● Given task
Transcribe each line of the material as it is, and drop any picture.

#####

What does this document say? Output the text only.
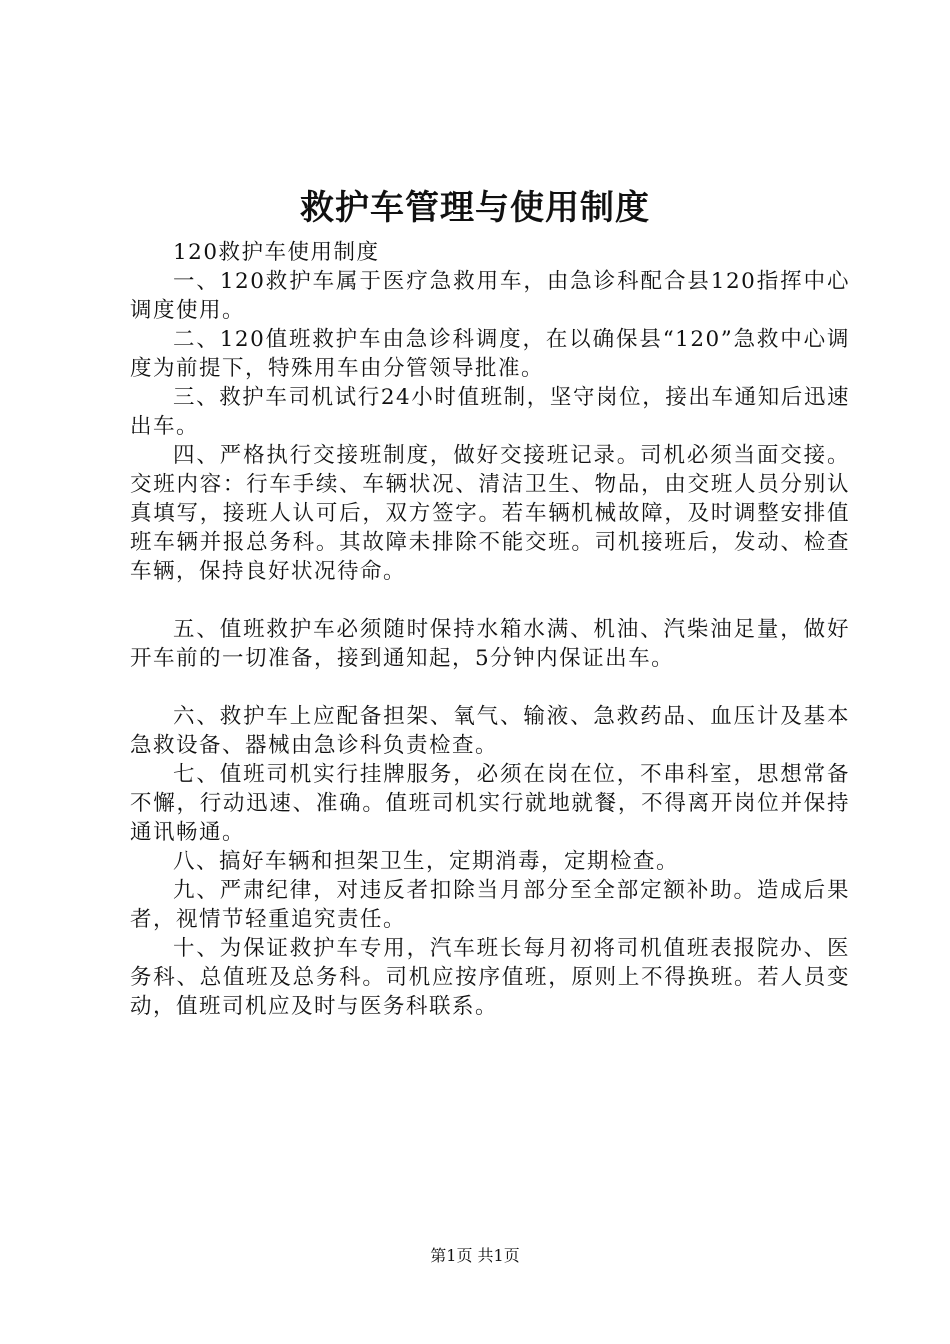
救护车管理与使用制度

120救护车使用制度

一、120救护车属于医疗急救用车，由急诊科配合县120指挥中心调度使用。

二、120值班救护车由急诊科调度，在以确保县“120”急救中心调度为前提下，特殊用车由分管领导批准。

三、救护车司机试行24小时值班制，坚守岗位，接出车通知后迅速出车。

四、严格执行交接班制度，做好交接班记录。司机必须当面交接。交班内容：行车手续、车辆状况、清洁卫生、物品，由交班人员分别认真填写，接班人认可后，双方签字。若车辆机械故障，及时调整安排值班车辆并报总务科。其故障未排除不能交班。司机接班后，发动、检查车辆，保持良好状况待命。

五、值班救护车必须随时保持水箱水满、机油、汽柴油足量，做好开车前的一切准备，接到通知起，5分钟内保证出车。

六、救护车上应配备担架、氧气、输液、急救药品、血压计及基本急救设备、器械由急诊科负责检查。

七、值班司机实行挂牌服务，必须在岗在位，不串科室，思想常备不懈，行动迅速、准确。值班司机实行就地就餐，不得离开岗位并保持通讯畅通。

八、搞好车辆和担架卫生，定期消毒，定期检查。

九、严肃纪律，对违反者扣除当月部分至全部定额补助。造成后果者，视情节轻重追究责任。

十、为保证救护车专用，汽车班长每月初将司机值班表报院办、医务科、总值班及总务科。司机应按序值班，原则上不得换班。若人员变动，值班司机应及时与医务科联系。

第1页 共1页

#####

● Exercise output
What does this document say? Output the text only.
救护车管理与使用制度

120救护车使用制度

一、120救护车属于医疗急救用车，由急诊科配合县120指挥中心调度使用。

二、120值班救护车由急诊科调度，在以确保县“120”急救中心调度为前提下，特殊用车由分管领导批准。

三、救护车司机试行24小时值班制，坚守岗位，接出车通知后迅速出车。

四、严格执行交接班制度，做好交接班记录。司机必须当面交接。交班内容：行车手续、车辆状况、清洁卫生、物品，由交班人员分别认真填写，接班人认可后，双方签字。若车辆机械故障，及时调整安排值班车辆并报总务科。其故障未排除不能交班。司机接班后，发动、检查车辆，保持良好状况待命。

五、值班救护车必须随时保持水箱水满、机油、汽柴油足量，做好开车前的一切准备，接到通知起，5分钟内保证出车。

六、救护车上应配备担架、氧气、输液、急救药品、血压计及基本急救设备、器械由急诊科负责检查。

七、值班司机实行挂牌服务，必须在岗在位，不串科室，思想常备不懈，行动迅速、准确。值班司机实行就地就餐，不得离开岗位并保持通讯畅通。

八、搞好车辆和担架卫生，定期消毒，定期检查。

九、严肃纪律，对违反者扣除当月部分至全部定额补助。造成后果者，视情节轻重追究责任。

十、为保证救护车专用，汽车班长每月初将司机值班表报院办、医务科、总值班及总务科。司机应按序值班，原则上不得换班。若人员变动，值班司机应及时与医务科联系。

第1页 共1页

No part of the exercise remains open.